STATED GOAL:
Extract the records in full, leaving every picture out.

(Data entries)
------------------------

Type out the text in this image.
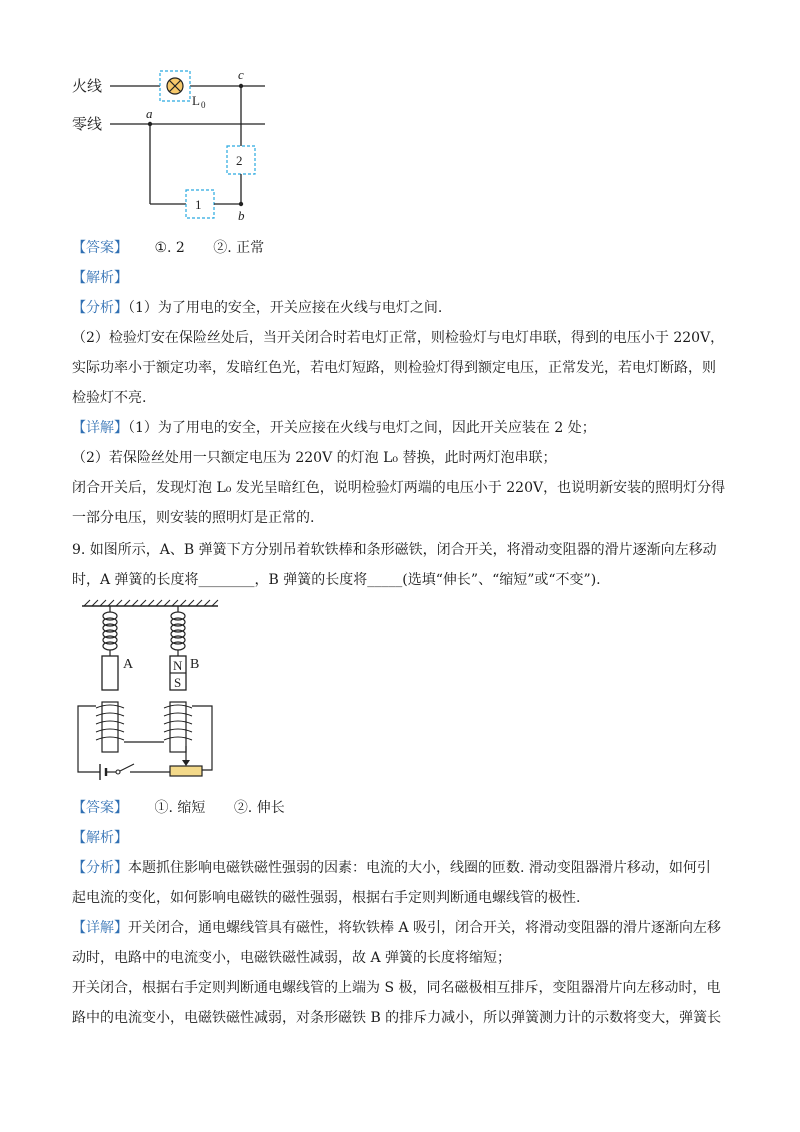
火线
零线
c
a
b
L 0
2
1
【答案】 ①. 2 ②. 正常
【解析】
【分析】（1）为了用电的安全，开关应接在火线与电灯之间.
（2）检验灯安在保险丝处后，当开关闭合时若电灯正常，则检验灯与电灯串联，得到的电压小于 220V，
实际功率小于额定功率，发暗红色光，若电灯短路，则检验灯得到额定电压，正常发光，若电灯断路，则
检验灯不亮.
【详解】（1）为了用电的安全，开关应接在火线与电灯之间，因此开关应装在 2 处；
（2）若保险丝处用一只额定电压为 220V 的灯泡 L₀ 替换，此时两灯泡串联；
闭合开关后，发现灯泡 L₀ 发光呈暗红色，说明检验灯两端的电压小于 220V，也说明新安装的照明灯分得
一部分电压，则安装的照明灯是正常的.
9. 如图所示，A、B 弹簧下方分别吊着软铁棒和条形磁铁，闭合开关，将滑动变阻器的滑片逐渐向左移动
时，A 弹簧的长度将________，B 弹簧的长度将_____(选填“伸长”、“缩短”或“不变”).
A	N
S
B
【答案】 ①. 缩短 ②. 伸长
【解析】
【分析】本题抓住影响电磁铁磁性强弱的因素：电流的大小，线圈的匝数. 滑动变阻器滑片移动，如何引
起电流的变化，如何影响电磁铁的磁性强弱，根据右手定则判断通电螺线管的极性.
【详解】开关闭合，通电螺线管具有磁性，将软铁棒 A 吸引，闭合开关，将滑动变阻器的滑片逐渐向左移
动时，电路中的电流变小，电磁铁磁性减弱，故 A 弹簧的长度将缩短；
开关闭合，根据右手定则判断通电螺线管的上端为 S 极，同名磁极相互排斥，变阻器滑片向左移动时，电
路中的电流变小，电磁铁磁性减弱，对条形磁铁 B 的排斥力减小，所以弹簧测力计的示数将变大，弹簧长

------------------------

ANSWER:
Type out the text in this image.
火线
零线
c
a
b
L 0
2
1
【答案】 ①. 2 ②. 正常
【解析】
【分析】（1）为了用电的安全，开关应接在火线与电灯之间.
（2）检验灯安在保险丝处后，当开关闭合时若电灯正常，则检验灯与电灯串联，得到的电压小于 220V，
实际功率小于额定功率，发暗红色光，若电灯短路，则检验灯得到额定电压，正常发光，若电灯断路，则
检验灯不亮.
【详解】（1）为了用电的安全，开关应接在火线与电灯之间，因此开关应装在 2 处；
（2）若保险丝处用一只额定电压为 220V 的灯泡 L₀ 替换，此时两灯泡串联；
闭合开关后，发现灯泡 L₀ 发光呈暗红色，说明检验灯两端的电压小于 220V，也说明新安装的照明灯分得
一部分电压，则安装的照明灯是正常的.
9. 如图所示，A、B 弹簧下方分别吊着软铁棒和条形磁铁，闭合开关，将滑动变阻器的滑片逐渐向左移动
时，A 弹簧的长度将________，B 弹簧的长度将_____(选填“伸长”、“缩短”或“不变”).
A	N
S
B
【答案】 ①. 缩短 ②. 伸长
【解析】
【分析】本题抓住影响电磁铁磁性强弱的因素：电流的大小，线圈的匝数. 滑动变阻器滑片移动，如何引
起电流的变化，如何影响电磁铁的磁性强弱，根据右手定则判断通电螺线管的极性.
【详解】开关闭合，通电螺线管具有磁性，将软铁棒 A 吸引，闭合开关，将滑动变阻器的滑片逐渐向左移
动时，电路中的电流变小，电磁铁磁性减弱，故 A 弹簧的长度将缩短；
开关闭合，根据右手定则判断通电螺线管的上端为 S 极，同名磁极相互排斥，变阻器滑片向左移动时，电
路中的电流变小，电磁铁磁性减弱，对条形磁铁 B 的排斥力减小，所以弹簧测力计的示数将变大，弹簧长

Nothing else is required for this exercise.